# [YOUR TASK]
What is the number of lines containing the word "dominant"? Give that number alone.

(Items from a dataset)
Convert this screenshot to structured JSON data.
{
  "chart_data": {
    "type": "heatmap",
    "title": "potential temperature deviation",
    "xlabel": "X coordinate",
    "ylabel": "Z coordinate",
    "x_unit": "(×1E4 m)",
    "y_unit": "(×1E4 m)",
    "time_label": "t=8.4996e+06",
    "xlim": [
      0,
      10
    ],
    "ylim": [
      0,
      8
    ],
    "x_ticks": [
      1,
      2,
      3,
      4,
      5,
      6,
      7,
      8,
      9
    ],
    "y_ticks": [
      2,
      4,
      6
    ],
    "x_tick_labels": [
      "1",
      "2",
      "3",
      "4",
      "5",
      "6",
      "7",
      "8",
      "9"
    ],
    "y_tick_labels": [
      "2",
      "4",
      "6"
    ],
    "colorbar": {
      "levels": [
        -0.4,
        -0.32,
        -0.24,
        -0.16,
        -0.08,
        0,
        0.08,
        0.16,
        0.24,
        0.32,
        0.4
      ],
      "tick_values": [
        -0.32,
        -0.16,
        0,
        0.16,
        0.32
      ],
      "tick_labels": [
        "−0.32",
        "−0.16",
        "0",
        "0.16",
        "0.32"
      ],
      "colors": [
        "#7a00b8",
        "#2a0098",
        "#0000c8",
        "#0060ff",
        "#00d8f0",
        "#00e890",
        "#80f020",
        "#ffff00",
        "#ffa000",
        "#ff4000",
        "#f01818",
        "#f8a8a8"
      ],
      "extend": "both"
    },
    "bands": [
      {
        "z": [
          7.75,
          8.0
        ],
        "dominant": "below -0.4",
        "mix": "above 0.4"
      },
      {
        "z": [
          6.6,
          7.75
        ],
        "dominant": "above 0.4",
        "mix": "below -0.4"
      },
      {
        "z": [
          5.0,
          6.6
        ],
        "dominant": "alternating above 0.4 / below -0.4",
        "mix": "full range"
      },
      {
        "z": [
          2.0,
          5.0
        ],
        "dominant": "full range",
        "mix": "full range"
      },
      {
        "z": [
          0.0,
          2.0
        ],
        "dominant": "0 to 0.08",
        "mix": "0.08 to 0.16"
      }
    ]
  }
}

# [RIGHT ANSWER]
5